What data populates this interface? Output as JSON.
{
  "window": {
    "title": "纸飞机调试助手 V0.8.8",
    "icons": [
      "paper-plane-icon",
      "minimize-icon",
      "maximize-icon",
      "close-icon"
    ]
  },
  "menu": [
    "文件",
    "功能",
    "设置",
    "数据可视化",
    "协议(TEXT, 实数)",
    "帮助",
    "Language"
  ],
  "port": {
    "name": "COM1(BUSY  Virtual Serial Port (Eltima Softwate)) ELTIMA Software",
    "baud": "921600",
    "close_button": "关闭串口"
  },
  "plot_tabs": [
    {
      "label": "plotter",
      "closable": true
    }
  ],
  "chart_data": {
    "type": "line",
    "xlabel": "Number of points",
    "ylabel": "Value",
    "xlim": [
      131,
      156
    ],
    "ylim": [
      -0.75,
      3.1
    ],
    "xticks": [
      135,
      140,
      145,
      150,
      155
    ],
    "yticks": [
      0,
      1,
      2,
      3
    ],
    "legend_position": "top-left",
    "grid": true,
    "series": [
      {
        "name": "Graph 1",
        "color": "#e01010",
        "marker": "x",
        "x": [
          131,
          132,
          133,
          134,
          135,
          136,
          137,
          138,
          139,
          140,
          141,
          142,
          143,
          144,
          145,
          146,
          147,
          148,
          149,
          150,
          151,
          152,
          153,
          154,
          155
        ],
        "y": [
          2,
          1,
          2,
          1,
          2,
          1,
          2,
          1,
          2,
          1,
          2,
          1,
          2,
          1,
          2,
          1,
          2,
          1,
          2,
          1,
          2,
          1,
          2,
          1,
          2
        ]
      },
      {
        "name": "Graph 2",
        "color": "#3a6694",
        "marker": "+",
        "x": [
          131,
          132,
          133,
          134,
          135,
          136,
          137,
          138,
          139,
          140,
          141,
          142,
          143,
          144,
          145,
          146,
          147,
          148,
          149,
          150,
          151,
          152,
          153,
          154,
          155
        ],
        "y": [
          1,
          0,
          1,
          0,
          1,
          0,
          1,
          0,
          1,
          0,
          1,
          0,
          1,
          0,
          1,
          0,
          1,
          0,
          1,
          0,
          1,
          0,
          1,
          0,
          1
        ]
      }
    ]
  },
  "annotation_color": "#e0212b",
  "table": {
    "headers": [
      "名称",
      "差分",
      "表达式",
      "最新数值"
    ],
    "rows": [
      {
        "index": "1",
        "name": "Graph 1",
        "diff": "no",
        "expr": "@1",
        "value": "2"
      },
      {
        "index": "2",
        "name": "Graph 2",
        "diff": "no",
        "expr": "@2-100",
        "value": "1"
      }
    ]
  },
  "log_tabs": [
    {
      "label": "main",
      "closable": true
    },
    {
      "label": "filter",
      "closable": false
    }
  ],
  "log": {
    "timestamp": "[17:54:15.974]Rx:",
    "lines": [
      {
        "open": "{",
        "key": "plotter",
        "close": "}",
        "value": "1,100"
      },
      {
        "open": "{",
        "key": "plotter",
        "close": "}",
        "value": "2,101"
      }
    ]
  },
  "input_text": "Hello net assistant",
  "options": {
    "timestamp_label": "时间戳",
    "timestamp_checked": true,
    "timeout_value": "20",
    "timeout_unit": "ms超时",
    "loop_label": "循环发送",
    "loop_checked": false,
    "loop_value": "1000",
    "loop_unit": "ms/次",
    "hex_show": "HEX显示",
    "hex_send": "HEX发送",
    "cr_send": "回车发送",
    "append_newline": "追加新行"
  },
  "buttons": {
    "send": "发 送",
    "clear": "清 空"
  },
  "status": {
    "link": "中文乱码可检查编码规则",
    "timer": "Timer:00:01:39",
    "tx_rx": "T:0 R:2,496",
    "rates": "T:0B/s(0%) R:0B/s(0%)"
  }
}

**WRITTEN TASK**. Repeat the listing exactly, from its first line to its last.

**CORRECT ANSWER**.
What data populates this interface? Output as JSON.
{
  "window": {
    "title": "纸飞机调试助手 V0.8.8",
    "icons": [
      "paper-plane-icon",
      "minimize-icon",
      "maximize-icon",
      "close-icon"
    ]
  },
  "menu": [
    "文件",
    "功能",
    "设置",
    "数据可视化",
    "协议(TEXT, 实数)",
    "帮助",
    "Language"
  ],
  "port": {
    "name": "COM1(BUSY  Virtual Serial Port (Eltima Softwate)) ELTIMA Software",
    "baud": "921600",
    "close_button": "关闭串口"
  },
  "plot_tabs": [
    {
      "label": "plotter",
      "closable": true
    }
  ],
  "chart_data": {
    "type": "line",
    "xlabel": "Number of points",
    "ylabel": "Value",
    "xlim": [
      131,
      156
    ],
    "ylim": [
      -0.75,
      3.1
    ],
    "xticks": [
      135,
      140,
      145,
      150,
      155
    ],
    "yticks": [
      0,
      1,
      2,
      3
    ],
    "legend_position": "top-left",
    "grid": true,
    "series": [
      {
        "name": "Graph 1",
        "color": "#e01010",
        "marker": "x",
        "x": [
          131,
          132,
          133,
          134,
          135,
          136,
          137,
          138,
          139,
          140,
          141,
          142,
          143,
          144,
          145,
          146,
          147,
          148,
          149,
          150,
          151,
          152,
          153,
          154,
          155
        ],
        "y": [
          2,
          1,
          2,
          1,
          2,
          1,
          2,
          1,
          2,
          1,
          2,
          1,
          2,
          1,
          2,
          1,
          2,
          1,
          2,
          1,
          2,
          1,
          2,
          1,
          2
        ]
      },
      {
        "name": "Graph 2",
        "color": "#3a6694",
        "marker": "+",
        "x": [
          131,
          132,
          133,
          134,
          135,
          136,
          137,
          138,
          139,
          140,
          141,
          142,
          143,
          144,
          145,
          146,
          147,
          148,
          149,
          150,
          151,
          152,
          153,
          154,
          155
        ],
        "y": [
          1,
          0,
          1,
          0,
          1,
          0,
          1,
          0,
          1,
          0,
          1,
          0,
          1,
          0,
          1,
          0,
          1,
          0,
          1,
          0,
          1,
          0,
          1,
          0,
          1
        ]
      }
    ]
  },
  "annotation_color": "#e0212b",
  "table": {
    "headers": [
      "名称",
      "差分",
      "表达式",
      "最新数值"
    ],
    "rows": [
      {
        "index": "1",
        "name": "Graph 1",
        "diff": "no",
        "expr": "@1",
        "value": "2"
      },
      {
        "index": "2",
        "name": "Graph 2",
        "diff": "no",
        "expr": "@2-100",
        "value": "1"
      }
    ]
  },
  "log_tabs": [
    {
      "label": "main",
      "closable": true
    },
    {
      "label": "filter",
      "closable": false
    }
  ],
  "log": {
    "timestamp": "[17:54:15.974]Rx:",
    "lines": [
      {
        "open": "{",
        "key": "plotter",
        "close": "}",
        "value": "1,100"
      },
      {
        "open": "{",
        "key": "plotter",
        "close": "}",
        "value": "2,101"
      }
    ]
  },
  "input_text": "Hello net assistant",
  "options": {
    "timestamp_label": "时间戳",
    "timestamp_checked": true,
    "timeout_value": "20",
    "timeout_unit": "ms超时",
    "loop_label": "循环发送",
    "loop_checked": false,
    "loop_value": "1000",
    "loop_unit": "ms/次",
    "hex_show": "HEX显示",
    "hex_send": "HEX发送",
    "cr_send": "回车发送",
    "append_newline": "追加新行"
  },
  "buttons": {
    "send": "发 送",
    "clear": "清 空"
  },
  "status": {
    "link": "中文乱码可检查编码规则",
    "timer": "Timer:00:01:39",
    "tx_rx": "T:0 R:2,496",
    "rates": "T:0B/s(0%) R:0B/s(0%)"
  }
}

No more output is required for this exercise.